» What the task asks: Keep every line where the word "emoji" appears; drop the rest.
#####
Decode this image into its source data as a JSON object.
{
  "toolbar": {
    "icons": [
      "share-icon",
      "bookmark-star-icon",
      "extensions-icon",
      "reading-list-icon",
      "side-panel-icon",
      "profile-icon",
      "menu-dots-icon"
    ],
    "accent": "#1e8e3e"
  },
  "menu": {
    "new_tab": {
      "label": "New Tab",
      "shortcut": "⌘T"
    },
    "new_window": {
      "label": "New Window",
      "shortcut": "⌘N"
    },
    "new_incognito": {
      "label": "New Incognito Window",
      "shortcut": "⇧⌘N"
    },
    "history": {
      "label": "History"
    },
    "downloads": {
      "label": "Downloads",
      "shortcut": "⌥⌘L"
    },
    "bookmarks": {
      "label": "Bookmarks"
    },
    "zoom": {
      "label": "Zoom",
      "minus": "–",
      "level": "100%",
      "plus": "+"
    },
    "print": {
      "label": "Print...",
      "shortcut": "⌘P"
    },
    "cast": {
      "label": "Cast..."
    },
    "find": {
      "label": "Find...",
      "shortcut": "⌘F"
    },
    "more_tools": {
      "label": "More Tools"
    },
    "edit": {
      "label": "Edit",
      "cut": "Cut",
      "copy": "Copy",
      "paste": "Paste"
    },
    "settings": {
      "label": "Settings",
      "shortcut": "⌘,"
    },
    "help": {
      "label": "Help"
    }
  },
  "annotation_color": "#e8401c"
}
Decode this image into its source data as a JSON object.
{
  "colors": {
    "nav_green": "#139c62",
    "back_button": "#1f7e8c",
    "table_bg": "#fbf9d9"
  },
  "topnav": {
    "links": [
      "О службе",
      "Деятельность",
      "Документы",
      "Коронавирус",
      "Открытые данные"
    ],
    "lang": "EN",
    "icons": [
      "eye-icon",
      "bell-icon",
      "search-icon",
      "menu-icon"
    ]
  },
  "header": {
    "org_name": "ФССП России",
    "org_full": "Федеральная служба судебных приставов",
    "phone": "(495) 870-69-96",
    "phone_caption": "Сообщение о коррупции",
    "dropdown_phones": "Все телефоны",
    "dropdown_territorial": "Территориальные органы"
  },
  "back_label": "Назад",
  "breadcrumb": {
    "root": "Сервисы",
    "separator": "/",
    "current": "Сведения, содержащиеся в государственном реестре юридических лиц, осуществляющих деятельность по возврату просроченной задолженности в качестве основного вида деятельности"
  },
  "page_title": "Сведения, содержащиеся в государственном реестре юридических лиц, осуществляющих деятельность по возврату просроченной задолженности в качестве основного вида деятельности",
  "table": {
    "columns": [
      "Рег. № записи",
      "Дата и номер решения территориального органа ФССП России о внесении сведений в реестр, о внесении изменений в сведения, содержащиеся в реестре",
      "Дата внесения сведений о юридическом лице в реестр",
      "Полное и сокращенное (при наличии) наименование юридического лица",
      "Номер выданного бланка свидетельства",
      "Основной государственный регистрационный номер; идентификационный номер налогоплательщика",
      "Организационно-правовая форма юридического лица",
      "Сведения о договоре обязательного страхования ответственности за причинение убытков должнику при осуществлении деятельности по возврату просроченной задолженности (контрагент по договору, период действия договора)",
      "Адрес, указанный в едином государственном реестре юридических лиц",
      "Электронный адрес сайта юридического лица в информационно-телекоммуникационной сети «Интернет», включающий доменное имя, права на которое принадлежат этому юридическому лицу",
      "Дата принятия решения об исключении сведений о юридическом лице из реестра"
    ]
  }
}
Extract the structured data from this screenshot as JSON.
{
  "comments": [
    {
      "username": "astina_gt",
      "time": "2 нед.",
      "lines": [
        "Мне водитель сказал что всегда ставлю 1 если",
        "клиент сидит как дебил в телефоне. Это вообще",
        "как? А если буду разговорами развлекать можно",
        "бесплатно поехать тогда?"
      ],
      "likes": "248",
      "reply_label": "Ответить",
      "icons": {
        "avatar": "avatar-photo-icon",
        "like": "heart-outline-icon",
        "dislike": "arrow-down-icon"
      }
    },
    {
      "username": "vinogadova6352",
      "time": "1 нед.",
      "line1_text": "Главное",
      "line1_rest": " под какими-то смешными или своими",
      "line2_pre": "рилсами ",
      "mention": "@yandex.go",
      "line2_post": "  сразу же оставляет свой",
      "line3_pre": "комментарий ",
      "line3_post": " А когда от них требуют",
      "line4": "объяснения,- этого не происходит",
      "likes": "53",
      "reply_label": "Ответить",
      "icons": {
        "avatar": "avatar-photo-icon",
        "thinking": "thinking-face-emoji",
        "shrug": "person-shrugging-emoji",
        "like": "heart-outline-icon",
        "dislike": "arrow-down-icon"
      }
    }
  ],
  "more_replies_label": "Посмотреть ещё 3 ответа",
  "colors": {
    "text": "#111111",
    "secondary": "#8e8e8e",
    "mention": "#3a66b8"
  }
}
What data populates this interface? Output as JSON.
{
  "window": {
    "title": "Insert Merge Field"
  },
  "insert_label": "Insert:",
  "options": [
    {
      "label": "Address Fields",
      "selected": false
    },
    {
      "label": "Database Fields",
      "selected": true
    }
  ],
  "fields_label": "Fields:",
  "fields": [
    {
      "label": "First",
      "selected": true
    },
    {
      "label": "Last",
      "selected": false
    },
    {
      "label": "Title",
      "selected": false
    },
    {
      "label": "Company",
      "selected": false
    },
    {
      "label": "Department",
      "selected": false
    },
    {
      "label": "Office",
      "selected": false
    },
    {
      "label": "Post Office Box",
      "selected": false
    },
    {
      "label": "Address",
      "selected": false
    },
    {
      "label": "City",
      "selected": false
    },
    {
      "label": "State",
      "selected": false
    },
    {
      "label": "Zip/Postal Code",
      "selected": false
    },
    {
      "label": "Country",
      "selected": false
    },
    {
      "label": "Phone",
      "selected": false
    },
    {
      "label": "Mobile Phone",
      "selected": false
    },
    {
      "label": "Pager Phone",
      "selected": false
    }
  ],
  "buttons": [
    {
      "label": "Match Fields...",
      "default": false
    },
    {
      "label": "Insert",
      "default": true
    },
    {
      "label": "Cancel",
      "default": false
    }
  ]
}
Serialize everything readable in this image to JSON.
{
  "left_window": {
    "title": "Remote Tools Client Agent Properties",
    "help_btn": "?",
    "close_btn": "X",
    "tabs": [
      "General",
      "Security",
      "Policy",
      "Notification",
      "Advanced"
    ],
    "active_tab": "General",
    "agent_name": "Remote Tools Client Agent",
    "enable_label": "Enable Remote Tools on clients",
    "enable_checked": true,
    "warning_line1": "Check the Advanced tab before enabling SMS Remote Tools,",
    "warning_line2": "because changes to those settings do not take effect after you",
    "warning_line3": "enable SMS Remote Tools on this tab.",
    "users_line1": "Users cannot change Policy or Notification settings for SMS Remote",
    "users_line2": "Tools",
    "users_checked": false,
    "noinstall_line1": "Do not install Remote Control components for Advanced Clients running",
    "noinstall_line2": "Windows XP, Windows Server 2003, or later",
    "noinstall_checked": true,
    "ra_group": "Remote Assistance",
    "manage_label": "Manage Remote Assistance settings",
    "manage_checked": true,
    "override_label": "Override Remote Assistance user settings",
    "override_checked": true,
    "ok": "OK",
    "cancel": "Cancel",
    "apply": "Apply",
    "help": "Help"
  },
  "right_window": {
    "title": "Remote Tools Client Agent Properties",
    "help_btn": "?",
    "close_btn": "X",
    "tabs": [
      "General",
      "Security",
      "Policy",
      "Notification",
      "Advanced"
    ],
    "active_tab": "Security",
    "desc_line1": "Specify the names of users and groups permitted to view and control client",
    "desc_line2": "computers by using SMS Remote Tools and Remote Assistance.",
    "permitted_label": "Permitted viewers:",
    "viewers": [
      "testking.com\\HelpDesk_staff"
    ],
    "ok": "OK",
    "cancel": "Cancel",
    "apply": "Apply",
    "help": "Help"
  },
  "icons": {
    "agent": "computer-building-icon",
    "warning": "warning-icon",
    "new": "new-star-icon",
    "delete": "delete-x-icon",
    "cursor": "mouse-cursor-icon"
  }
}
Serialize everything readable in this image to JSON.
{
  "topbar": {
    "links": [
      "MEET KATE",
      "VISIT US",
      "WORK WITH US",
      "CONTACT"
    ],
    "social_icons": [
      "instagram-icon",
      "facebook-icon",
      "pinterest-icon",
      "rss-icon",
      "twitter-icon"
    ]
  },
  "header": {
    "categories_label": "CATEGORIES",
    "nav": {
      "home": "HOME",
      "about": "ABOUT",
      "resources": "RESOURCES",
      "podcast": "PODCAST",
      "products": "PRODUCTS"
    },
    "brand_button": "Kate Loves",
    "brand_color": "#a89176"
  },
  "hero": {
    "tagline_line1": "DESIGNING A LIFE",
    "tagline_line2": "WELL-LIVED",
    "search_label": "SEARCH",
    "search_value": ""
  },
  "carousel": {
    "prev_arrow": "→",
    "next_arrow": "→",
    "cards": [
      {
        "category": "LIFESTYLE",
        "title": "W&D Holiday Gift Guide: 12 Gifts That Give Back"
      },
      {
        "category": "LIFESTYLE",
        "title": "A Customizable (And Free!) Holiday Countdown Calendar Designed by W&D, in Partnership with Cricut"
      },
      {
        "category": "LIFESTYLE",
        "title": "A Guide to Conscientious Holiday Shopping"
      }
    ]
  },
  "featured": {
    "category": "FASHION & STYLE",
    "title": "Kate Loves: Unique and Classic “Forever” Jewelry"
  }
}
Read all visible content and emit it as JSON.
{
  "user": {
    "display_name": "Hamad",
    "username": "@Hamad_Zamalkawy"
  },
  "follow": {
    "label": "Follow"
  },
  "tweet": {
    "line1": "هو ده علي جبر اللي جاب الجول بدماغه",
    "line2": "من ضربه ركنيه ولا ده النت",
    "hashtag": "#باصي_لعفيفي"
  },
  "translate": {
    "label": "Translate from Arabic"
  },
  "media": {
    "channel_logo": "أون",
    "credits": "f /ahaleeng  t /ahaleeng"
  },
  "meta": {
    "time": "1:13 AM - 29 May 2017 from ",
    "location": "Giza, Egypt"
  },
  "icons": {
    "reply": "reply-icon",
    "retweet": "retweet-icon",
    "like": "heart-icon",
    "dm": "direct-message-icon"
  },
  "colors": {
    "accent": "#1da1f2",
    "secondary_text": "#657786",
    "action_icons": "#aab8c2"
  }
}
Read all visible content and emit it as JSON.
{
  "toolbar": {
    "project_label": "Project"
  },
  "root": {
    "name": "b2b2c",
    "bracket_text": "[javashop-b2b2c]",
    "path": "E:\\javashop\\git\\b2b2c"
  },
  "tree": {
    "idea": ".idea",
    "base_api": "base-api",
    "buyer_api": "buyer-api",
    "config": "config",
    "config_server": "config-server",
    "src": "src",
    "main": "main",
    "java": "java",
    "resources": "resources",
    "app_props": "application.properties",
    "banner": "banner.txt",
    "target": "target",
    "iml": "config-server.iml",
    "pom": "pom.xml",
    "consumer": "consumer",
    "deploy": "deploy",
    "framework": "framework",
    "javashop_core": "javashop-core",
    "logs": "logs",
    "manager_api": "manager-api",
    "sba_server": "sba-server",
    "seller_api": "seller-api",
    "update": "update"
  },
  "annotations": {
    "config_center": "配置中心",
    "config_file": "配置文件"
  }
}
#####
» Result below:
        "thinking": "thinking-face-emoji",
        "shrug": "person-shrugging-emoji",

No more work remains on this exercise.